[Image layout annotations]
## START

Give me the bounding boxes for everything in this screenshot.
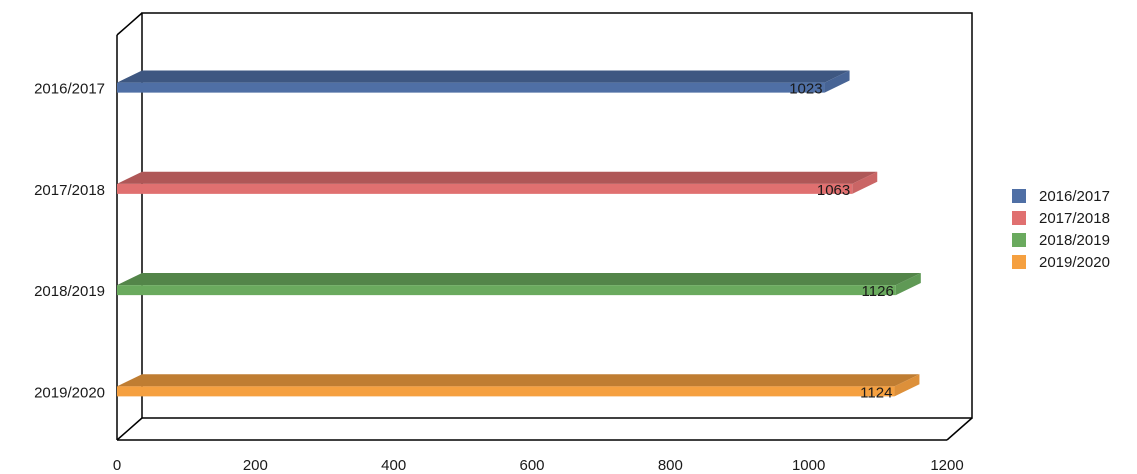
bar-end-face [894, 374, 920, 397]
legend-entry: 2018/2019 [1012, 232, 1110, 249]
x-tick-label: 400 [381, 457, 406, 474]
legend-entry: 2019/2020 [1012, 254, 1110, 271]
x-tick-label: 800 [658, 457, 683, 474]
data-label: 1023 [789, 81, 822, 98]
bar-2017-2018: 1063 [117, 171, 878, 199]
data-label: 1124 [860, 384, 892, 401]
bars-group: 1023 1063 1126 1124 [117, 70, 921, 401]
bar-front-face [117, 183, 853, 194]
x-tick-label: 1000 [792, 457, 825, 474]
legend-label: 2017/2018 [1039, 210, 1110, 227]
bar-end-face [824, 70, 850, 93]
x-tick-label: 200 [243, 457, 268, 474]
bar-top-face [117, 70, 850, 83]
category-axis-labels: 2016/2017 2017/2018 2018/2019 2019/2020 [34, 81, 105, 402]
legend-label: 2019/2020 [1039, 254, 1110, 271]
legend-swatch [1012, 189, 1026, 203]
legend-label: 2016/2017 [1039, 188, 1110, 205]
legend-swatch [1012, 255, 1026, 269]
category-label: 2018/2019 [34, 283, 105, 300]
value-axis-tick-labels: 0 200 400 600 800 1000 1200 [113, 457, 964, 474]
legend-label: 2018/2019 [1039, 232, 1110, 249]
data-label: 1063 [817, 182, 850, 199]
category-label: 2019/2020 [34, 384, 105, 401]
legend-swatch [1012, 211, 1026, 225]
bar-front-face [117, 82, 825, 93]
bar-2016-2017: 1023 [117, 70, 850, 98]
bar-2019-2020: 1124 [117, 374, 920, 401]
legend-swatch [1012, 233, 1026, 247]
bar-top-face [117, 273, 921, 286]
legend-entry: 2017/2018 [1012, 210, 1110, 227]
bar-2018-2019: 1126 [117, 273, 921, 300]
bar-front-face [117, 386, 895, 397]
bar-end-face [895, 273, 921, 296]
bar-top-face [117, 171, 878, 184]
x-tick-label: 600 [519, 457, 544, 474]
x-tick-label: 0 [113, 457, 121, 474]
data-label: 1126 [862, 283, 894, 300]
legend: 2016/2017 2017/2018 2018/2019 2019/2020 [1012, 188, 1110, 271]
legend-entry: 2016/2017 [1012, 188, 1110, 205]
bottom-right-depth-line [946, 417, 973, 441]
category-label: 2017/2018 [34, 182, 105, 199]
bar-front-face [117, 285, 896, 296]
bar-top-face [117, 374, 920, 387]
bottom-left-depth-line [116, 417, 143, 441]
x-tick-label: 1200 [930, 457, 963, 474]
left-top-depth-line [116, 12, 143, 36]
bar-end-face [852, 171, 878, 194]
category-label: 2016/2017 [34, 81, 105, 98]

## END

▶ **EXERCISE OBJECTIVE**:
Report every line of the records that contains the string "front", treating uppercase and lowercase as different.

▶ **ANSWER TO THIS EXERCISE**:
bar-front-face [117, 183, 853, 194]
bar-front-face [117, 82, 825, 93]
bar-front-face [117, 386, 895, 397]
bar-front-face [117, 285, 896, 296]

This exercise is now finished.